Go over the entries below line by line, copying each one that contains the word "kinh".

□ □ □ □ □ □ □

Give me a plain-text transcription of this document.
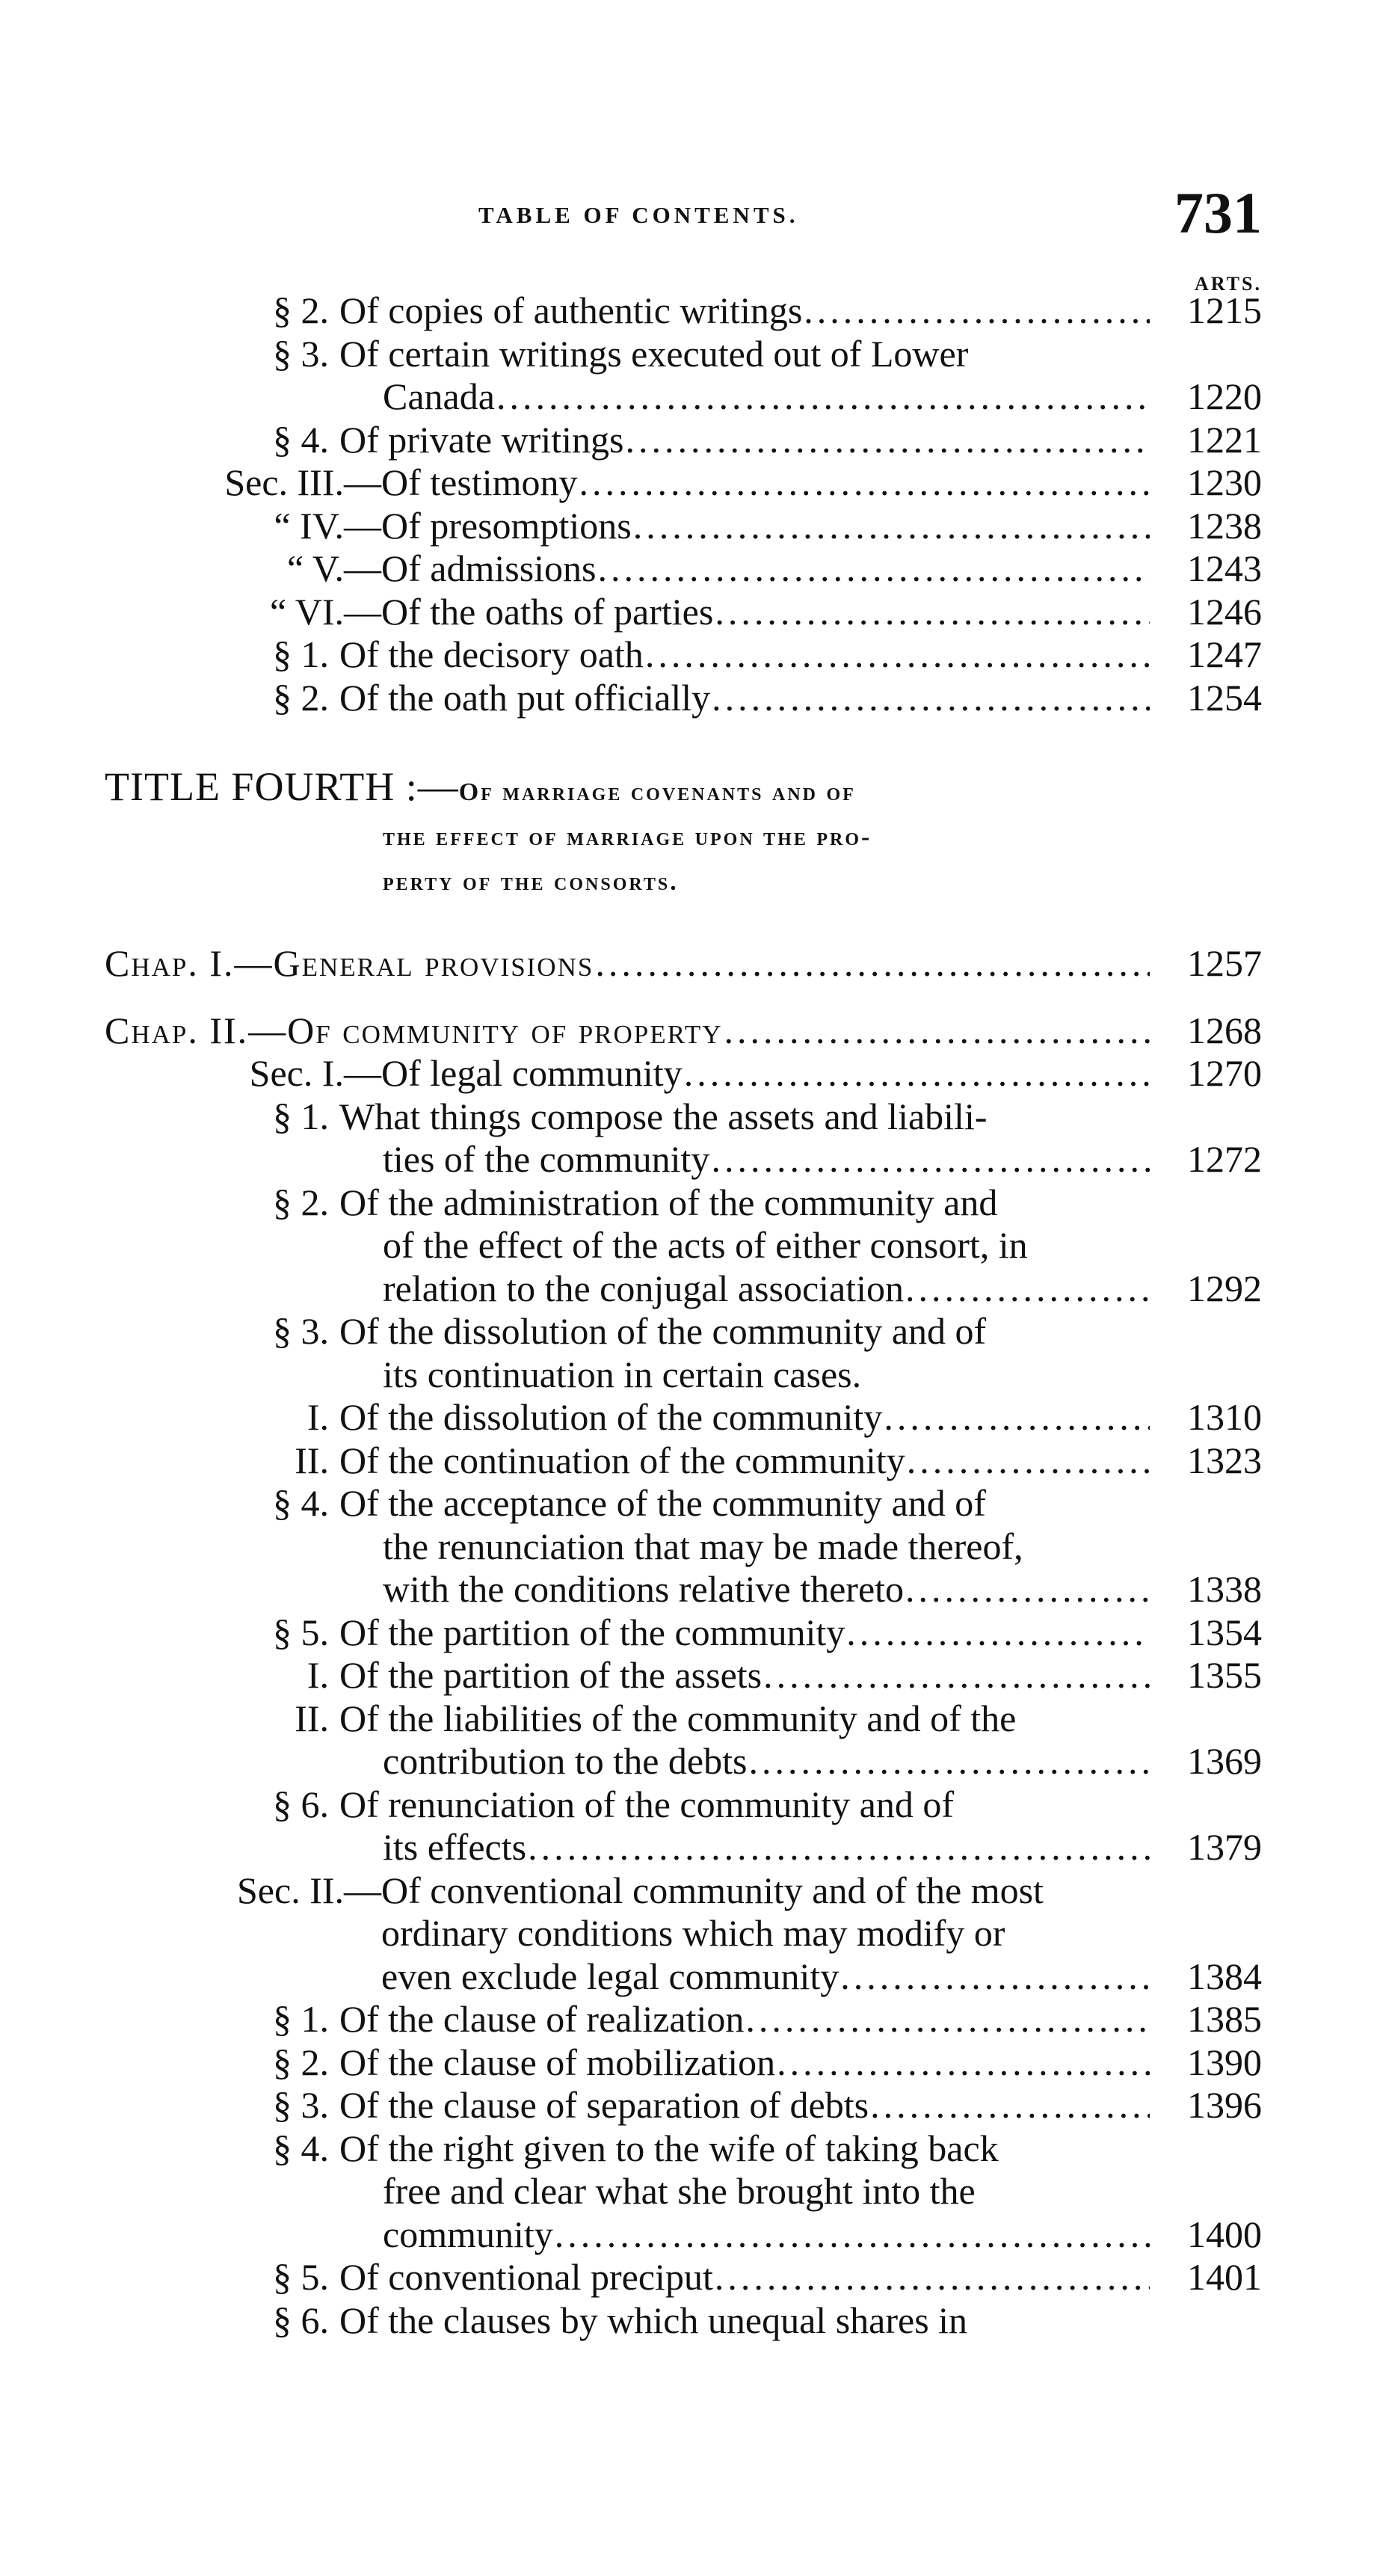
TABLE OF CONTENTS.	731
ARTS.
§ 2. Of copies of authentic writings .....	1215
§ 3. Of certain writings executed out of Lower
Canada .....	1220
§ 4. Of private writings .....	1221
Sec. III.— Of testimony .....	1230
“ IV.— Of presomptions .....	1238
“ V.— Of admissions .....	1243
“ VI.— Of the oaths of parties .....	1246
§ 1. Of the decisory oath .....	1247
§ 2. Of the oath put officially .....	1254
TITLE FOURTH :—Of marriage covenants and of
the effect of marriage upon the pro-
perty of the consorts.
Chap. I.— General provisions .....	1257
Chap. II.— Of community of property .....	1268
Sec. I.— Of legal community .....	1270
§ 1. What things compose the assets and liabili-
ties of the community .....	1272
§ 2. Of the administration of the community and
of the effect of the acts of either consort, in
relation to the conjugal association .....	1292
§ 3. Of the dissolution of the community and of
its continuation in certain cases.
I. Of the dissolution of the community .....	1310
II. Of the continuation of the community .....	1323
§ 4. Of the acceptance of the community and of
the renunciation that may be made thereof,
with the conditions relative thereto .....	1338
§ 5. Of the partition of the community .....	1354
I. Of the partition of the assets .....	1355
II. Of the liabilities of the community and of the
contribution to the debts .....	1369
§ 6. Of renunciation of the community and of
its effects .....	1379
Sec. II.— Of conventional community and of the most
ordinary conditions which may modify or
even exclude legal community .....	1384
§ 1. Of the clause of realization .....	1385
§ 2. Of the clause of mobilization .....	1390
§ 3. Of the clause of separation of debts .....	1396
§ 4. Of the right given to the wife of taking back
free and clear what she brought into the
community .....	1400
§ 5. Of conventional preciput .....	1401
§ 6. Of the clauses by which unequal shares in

□ □ □ □ □ □ □

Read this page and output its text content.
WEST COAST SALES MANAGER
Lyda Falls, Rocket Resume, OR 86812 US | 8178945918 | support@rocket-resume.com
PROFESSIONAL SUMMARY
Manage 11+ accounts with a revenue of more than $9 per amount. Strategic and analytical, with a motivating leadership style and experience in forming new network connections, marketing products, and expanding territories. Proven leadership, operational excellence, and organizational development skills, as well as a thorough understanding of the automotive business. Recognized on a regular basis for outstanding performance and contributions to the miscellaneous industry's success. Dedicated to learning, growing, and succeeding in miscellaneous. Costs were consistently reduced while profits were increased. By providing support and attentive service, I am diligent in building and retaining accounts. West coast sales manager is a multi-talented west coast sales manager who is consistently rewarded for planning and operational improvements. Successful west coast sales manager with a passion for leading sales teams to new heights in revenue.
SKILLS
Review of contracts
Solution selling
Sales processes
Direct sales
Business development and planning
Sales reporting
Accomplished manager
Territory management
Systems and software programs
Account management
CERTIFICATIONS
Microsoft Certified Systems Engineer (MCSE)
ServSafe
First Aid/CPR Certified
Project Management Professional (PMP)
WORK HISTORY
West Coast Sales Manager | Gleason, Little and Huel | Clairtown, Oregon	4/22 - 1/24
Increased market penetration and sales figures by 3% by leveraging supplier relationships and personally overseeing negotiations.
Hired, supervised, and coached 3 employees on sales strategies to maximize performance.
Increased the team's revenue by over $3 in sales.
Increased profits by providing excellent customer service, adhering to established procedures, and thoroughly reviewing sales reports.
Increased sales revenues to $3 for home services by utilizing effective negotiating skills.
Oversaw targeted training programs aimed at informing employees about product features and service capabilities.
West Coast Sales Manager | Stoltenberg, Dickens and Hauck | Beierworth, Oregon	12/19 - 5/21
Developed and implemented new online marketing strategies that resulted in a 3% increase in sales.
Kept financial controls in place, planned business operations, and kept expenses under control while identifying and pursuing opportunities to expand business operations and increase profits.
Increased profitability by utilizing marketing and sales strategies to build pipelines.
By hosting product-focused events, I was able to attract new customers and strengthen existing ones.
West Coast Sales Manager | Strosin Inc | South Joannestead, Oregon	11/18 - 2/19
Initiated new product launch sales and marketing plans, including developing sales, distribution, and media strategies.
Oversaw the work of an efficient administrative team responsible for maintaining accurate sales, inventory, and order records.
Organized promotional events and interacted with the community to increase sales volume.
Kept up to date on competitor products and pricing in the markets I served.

□ □ □ □ □ □ □

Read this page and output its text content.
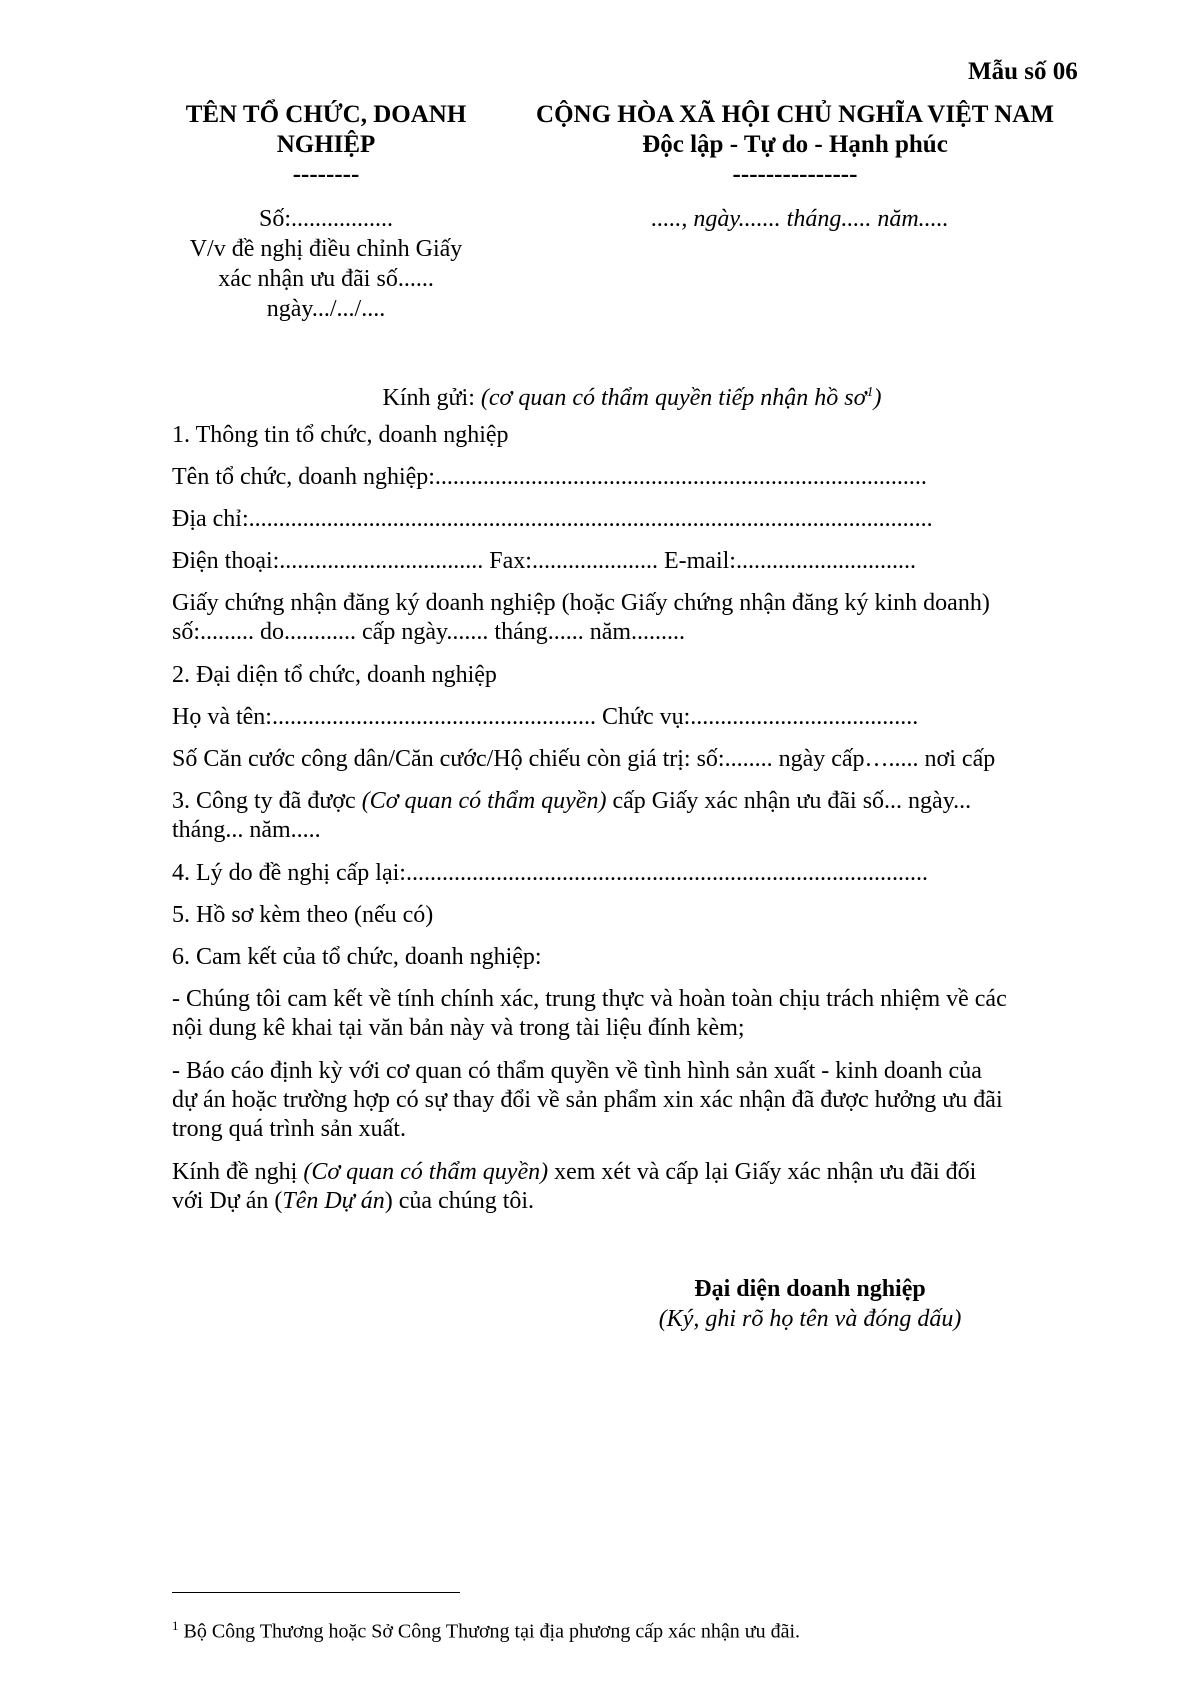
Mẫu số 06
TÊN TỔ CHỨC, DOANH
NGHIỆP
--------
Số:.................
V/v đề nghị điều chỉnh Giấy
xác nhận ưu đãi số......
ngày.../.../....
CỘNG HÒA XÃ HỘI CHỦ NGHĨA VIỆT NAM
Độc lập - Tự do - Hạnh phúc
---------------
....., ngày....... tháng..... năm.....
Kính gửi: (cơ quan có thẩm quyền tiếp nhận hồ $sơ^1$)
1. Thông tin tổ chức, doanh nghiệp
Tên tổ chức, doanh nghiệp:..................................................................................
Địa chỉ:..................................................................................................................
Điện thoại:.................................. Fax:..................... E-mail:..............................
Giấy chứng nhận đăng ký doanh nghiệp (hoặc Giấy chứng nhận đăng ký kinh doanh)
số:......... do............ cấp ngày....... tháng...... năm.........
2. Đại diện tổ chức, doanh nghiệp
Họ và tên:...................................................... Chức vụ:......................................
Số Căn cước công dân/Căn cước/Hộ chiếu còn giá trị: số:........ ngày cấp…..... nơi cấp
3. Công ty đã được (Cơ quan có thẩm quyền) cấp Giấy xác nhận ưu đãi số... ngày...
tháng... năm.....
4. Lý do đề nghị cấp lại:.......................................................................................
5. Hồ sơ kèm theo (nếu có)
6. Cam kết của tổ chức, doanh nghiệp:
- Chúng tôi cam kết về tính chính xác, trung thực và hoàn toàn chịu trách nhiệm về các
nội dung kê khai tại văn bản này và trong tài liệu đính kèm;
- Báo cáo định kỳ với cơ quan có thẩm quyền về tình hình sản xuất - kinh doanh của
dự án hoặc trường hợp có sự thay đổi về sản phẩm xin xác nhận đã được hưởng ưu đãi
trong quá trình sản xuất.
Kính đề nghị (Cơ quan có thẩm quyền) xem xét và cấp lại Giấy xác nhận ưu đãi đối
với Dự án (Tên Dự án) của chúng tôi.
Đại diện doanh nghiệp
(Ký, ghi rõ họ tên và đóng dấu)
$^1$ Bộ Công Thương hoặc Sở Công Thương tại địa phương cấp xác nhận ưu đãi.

□ □ □ □ □ □ □

> **Full response**:
Giấy chứng nhận đăng ký doanh nghiệp (hoặc Giấy chứng nhận đăng ký kinh doanh)
- Báo cáo định kỳ với cơ quan có thẩm quyền về tình hình sản xuất - kinh doanh của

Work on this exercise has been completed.